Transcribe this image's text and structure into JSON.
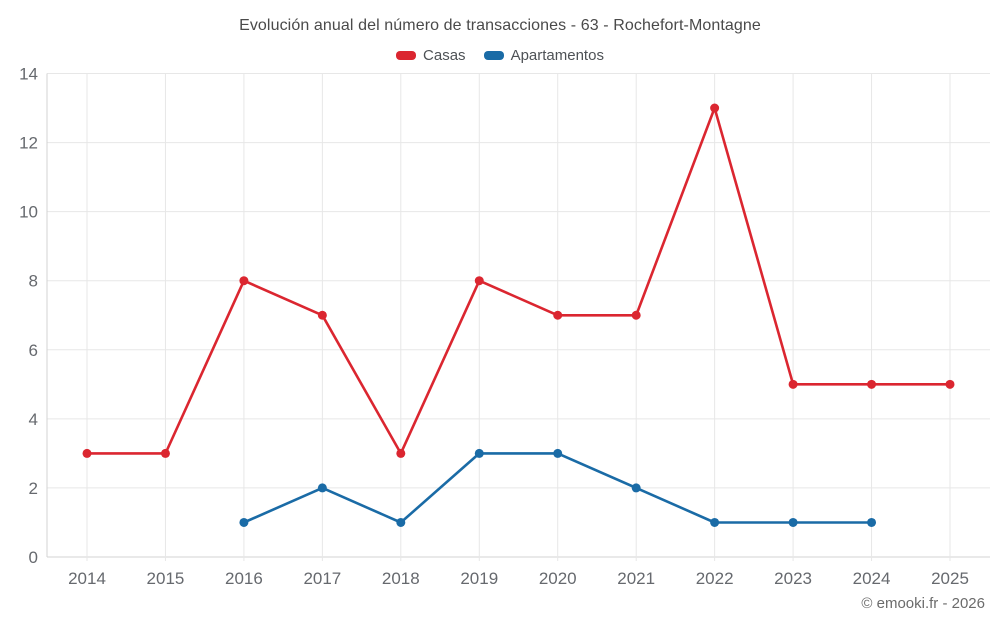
{
  "chart_data": {
    "type": "line",
    "title": "Evolución anual del número de transacciones - 63 - Rochefort-Montagne",
    "categories": [
      "2014",
      "2015",
      "2016",
      "2017",
      "2018",
      "2019",
      "2020",
      "2021",
      "2022",
      "2023",
      "2024",
      "2025"
    ],
    "series": [
      {
        "name": "Casas",
        "color": "#db2630",
        "values": [
          3,
          3,
          8,
          7,
          3,
          8,
          7,
          7,
          13,
          5,
          5,
          5
        ]
      },
      {
        "name": "Apartamentos",
        "color": "#1a6ba6",
        "values": [
          null,
          null,
          1,
          2,
          1,
          3,
          3,
          2,
          1,
          1,
          1,
          null
        ]
      }
    ],
    "ylim": [
      0,
      14
    ],
    "ytick_step": 2,
    "yticks": [
      0,
      2,
      4,
      6,
      8,
      10,
      12,
      14
    ],
    "grid": true,
    "legend_position": "top",
    "xlabel": "",
    "ylabel": ""
  },
  "attribution": "© emooki.fr - 2026",
  "colors": {
    "background": "#ffffff",
    "title_text": "#4a4a4a",
    "legend_text": "#4e5256",
    "axis_text": "#66696e",
    "gridline": "#e7e7e7",
    "axis_line": "#d3d3d3"
  }
}
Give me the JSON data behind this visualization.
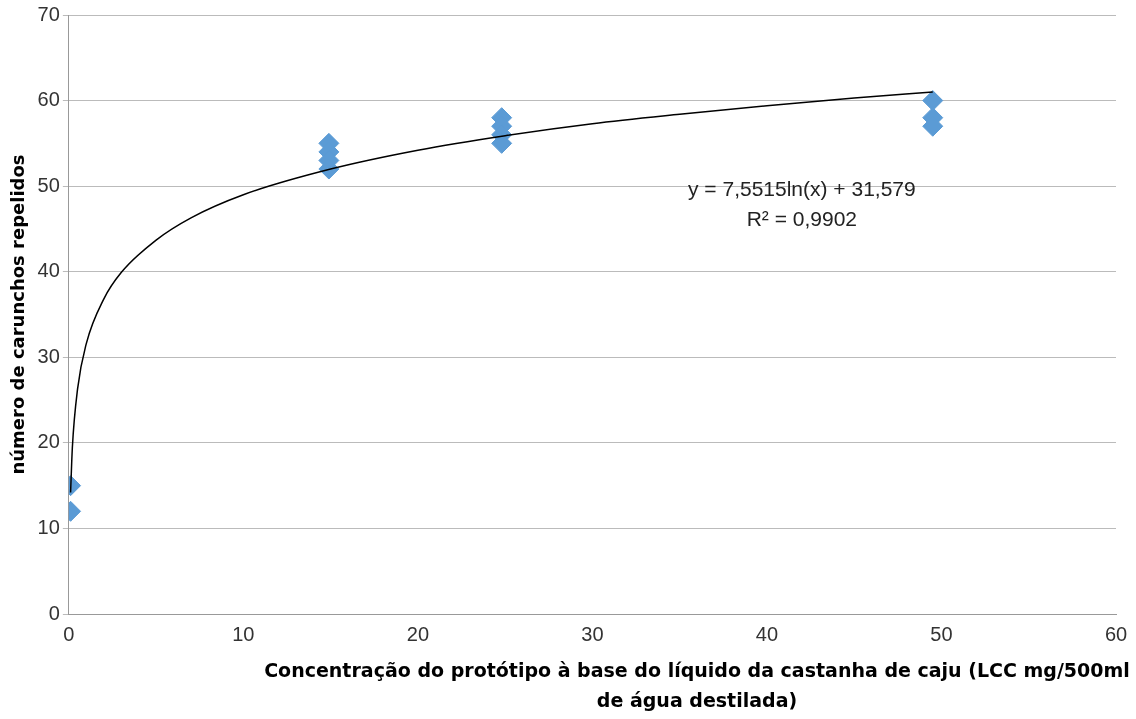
{
  "chart_data": {
    "type": "scatter",
    "xlabel": "Concentração do protótipo à base do líquido da castanha de caju (LCC mg/500ml de água destilada)",
    "ylabel": "número de carunchos repelidos",
    "series": [
      {
        "color": "#5b9bd5",
        "marker": "diamond",
        "x": [
          0.1,
          0.1,
          14.9,
          14.9,
          14.9,
          14.9,
          24.8,
          24.8,
          24.8,
          24.8,
          49.5,
          49.5,
          49.5
        ],
        "values": [
          15,
          12,
          55,
          54,
          53,
          52,
          58,
          57,
          56,
          55,
          60,
          58,
          57
        ]
      },
      {
        "type": "line",
        "color": "#000000",
        "marker": "none",
        "line_style": "solid",
        "x": [
          0.1,
          0.2,
          0.5,
          1,
          2,
          3,
          5,
          7,
          10,
          15,
          20,
          25,
          30,
          35,
          40,
          45,
          49.5
        ],
        "values": [
          14.2,
          19.4,
          26.3,
          31.6,
          36.8,
          39.9,
          43.7,
          46.3,
          49.0,
          52.0,
          54.2,
          55.9,
          57.3,
          58.4,
          59.4,
          60.3,
          61.0
        ]
      }
    ],
    "xlim": [
      0,
      60
    ],
    "xticks": [
      0,
      10,
      20,
      30,
      40,
      50,
      60
    ],
    "ylim": [
      0,
      70
    ],
    "yticks": [
      0,
      10,
      20,
      30,
      40,
      50,
      60,
      70
    ],
    "grid": "y",
    "legend": false,
    "annotations": [
      "y = 7,5515ln(x) + 31,579",
      "R² = 0,9902"
    ]
  }
}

§ **WHAT IS EXPECTED**: Every record above should be transcribed exactly; the pictures stay out of the copy.

§ **SOLUTION TO THE EXERCISE**:
Transcribe this image's text and structure into JSON.
{
  "chart_data": {
    "type": "line",
    "title": "Evolución anual del número de transacciones - 63 - Rochefort-Montagne",
    "categories": [
      "2014",
      "2015",
      "2016",
      "2017",
      "2018",
      "2019",
      "2020",
      "2021",
      "2022",
      "2023",
      "2024",
      "2025"
    ],
    "series": [
      {
        "name": "Casas",
        "color": "#db2630",
        "values": [
          3,
          3,
          8,
          7,
          3,
          8,
          7,
          7,
          13,
          5,
          5,
          5
        ]
      },
      {
        "name": "Apartamentos",
        "color": "#1a6ba6",
        "values": [
          null,
          null,
          1,
          2,
          1,
          3,
          3,
          2,
          1,
          1,
          1,
          null
        ]
      }
    ],
    "ylim": [
      0,
      14
    ],
    "ytick_step": 2,
    "yticks": [
      0,
      2,
      4,
      6,
      8,
      10,
      12,
      14
    ],
    "grid": true,
    "legend_position": "top",
    "xlabel": "",
    "ylabel": ""
  },
  "attribution": "© emooki.fr - 2026",
  "colors": {
    "background": "#ffffff",
    "title_text": "#4a4a4a",
    "legend_text": "#4e5256",
    "axis_text": "#66696e",
    "gridline": "#e7e7e7",
    "axis_line": "#d3d3d3"
  }
}
Give me the JSON data behind this visualization.
{
  "chart_data": {
    "type": "scatter",
    "xlabel": "Concentração do protótipo à base do líquido da castanha de caju (LCC mg/500ml de água destilada)",
    "ylabel": "número de carunchos repelidos",
    "series": [
      {
        "color": "#5b9bd5",
        "marker": "diamond",
        "x": [
          0.1,
          0.1,
          14.9,
          14.9,
          14.9,
          14.9,
          24.8,
          24.8,
          24.8,
          24.8,
          49.5,
          49.5,
          49.5
        ],
        "values": [
          15,
          12,
          55,
          54,
          53,
          52,
          58,
          57,
          56,
          55,
          60,
          58,
          57
        ]
      },
      {
        "type": "line",
        "color": "#000000",
        "marker": "none",
        "line_style": "solid",
        "x": [
          0.1,
          0.2,
          0.5,
          1,
          2,
          3,
          5,
          7,
          10,
          15,
          20,
          25,
          30,
          35,
          40,
          45,
          49.5
        ],
        "values": [
          14.2,
          19.4,
          26.3,
          31.6,
          36.8,
          39.9,
          43.7,
          46.3,
          49.0,
          52.0,
          54.2,
          55.9,
          57.3,
          58.4,
          59.4,
          60.3,
          61.0
        ]
      }
    ],
    "xlim": [
      0,
      60
    ],
    "xticks": [
      0,
      10,
      20,
      30,
      40,
      50,
      60
    ],
    "ylim": [
      0,
      70
    ],
    "yticks": [
      0,
      10,
      20,
      30,
      40,
      50,
      60,
      70
    ],
    "grid": "y",
    "legend": false,
    "annotations": [
      "y = 7,5515ln(x) + 31,579",
      "R² = 0,9902"
    ]
  }
}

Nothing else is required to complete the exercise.